Re: MIDI sequencing -- copyrightable??

From: Timothy Phillips <hrothgar[_at_]telepath.com>
Date: Sat, 27 May 2000 12:40:45 -0500

On Fri, 26 May 2000, Mark Charette <charette[_at_]sneezy.org> wrote:
>
> If indeed editorial changes, which to the layman may look
> insignificant but as you probably know take years of research are
> not copyrightable, what is the incentive to do that work other
> than the joy of knowing that you "got it right"? Dan Leeson, an
> eminent Mozart scholar, spent over 20 years on one measure of a
> work. He gets his pleasure out of hearing the work performed
> correctly, but what of someone else who expects some sort of
> compensation? Is this type of research altruistic only?

────────────────────────────────────────

● Problems and tasks:
1) Using the message about MIDI sequencing, answer these:
(a) Who sent the reply, and on what date?
(b) How is Dan Leeson described?
(c) How long did Dan Leeson spend on one measure of a work?
2) Repeat word for word the part of the message about MIDI sequencing that opens with the words containing "From: Timothy Phillips" and closes with "research altruistic only?".
3) For each statement, say whether the message about MIDI sequencing supports it, and quote the words from the message that decide it.
(a) The quoted text was written on Friday, 26 May 2000.
(b) Dan Leeson gets his pleasure from being paid for his research.
(c) Editorial changes are described as taking years of research.

────────────────────────────────────────

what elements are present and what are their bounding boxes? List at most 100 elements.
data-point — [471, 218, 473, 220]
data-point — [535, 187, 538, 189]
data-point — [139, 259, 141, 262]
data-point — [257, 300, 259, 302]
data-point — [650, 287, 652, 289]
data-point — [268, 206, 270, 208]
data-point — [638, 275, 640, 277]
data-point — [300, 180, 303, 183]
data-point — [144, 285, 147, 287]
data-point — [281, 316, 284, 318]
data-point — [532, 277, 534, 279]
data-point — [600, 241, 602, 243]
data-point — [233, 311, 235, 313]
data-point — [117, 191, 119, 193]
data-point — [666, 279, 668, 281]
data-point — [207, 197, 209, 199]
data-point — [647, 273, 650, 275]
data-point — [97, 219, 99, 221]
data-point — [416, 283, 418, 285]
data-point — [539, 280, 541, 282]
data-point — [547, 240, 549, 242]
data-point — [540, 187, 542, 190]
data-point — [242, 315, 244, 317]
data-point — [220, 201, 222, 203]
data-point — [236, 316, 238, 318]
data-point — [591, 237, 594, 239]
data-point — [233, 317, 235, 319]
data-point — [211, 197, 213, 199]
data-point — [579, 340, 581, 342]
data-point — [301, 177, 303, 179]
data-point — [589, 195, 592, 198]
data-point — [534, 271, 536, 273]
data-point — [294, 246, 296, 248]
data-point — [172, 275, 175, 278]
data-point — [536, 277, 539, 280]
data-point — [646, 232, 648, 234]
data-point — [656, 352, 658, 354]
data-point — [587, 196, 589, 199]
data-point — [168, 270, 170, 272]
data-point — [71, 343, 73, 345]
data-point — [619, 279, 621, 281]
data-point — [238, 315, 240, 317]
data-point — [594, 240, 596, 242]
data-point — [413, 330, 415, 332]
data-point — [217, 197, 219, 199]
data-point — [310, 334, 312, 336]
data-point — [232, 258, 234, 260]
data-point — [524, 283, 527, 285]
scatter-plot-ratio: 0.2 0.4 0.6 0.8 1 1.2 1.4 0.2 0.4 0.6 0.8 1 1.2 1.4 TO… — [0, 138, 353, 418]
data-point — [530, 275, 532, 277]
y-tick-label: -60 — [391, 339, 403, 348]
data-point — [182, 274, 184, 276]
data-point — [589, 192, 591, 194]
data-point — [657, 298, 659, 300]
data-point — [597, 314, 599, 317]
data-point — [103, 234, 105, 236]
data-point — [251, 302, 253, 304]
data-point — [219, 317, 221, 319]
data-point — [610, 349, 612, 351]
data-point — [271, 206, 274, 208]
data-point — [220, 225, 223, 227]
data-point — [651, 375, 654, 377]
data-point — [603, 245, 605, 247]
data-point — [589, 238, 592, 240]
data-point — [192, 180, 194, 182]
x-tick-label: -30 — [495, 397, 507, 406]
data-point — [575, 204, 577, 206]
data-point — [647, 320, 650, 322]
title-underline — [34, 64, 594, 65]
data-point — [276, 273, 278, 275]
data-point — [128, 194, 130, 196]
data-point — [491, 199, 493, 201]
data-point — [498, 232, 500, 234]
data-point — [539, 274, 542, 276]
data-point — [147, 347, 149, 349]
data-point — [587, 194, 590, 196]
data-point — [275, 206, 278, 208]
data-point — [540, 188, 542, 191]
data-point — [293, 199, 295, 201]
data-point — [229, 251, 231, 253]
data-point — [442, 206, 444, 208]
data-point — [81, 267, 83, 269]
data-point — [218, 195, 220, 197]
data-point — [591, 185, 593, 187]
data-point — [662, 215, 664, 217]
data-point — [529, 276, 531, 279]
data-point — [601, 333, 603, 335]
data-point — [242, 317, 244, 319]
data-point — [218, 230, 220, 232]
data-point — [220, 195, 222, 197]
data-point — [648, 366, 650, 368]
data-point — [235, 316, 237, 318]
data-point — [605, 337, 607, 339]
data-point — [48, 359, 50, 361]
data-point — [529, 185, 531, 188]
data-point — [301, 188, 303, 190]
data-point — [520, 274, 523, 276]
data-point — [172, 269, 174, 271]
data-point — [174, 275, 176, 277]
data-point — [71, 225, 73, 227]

────────────────────────────────────────

● Answers by task:
1)
(a) Timothy Phillips, on Saturday, 27 May 2000.
(b) An eminent Mozart scholar.
(c) Over 20 years.

2)
From: Timothy Phillips <hrothgar[_at_]telepath.com>
Date: Sat, 27 May 2000 12:40:45 -0500

On Fri, 26 May 2000, Mark Charette <charette[_at_]sneezy.org> wrote:
>
> If indeed editorial changes, which to the layman may look
> insignificant but as you probably know take years of research are
> not copyrightable, what is the incentive to do that work other
> than the joy of knowing that you "got it right"? Dan Leeson, an
> eminent Mozart scholar, spent over 20 years on one measure of a
> work. He gets his pleasure out of hearing the work performed
> correctly, but what of someone else who expects some sort of
> compensation? Is this type of research altruistic only?

3)
(a) Yes: "On Fri, 26 May 2000, Mark Charette"
(b) No: "He gets his pleasure out of hearing the work performed"
(c) Yes: "take years of research"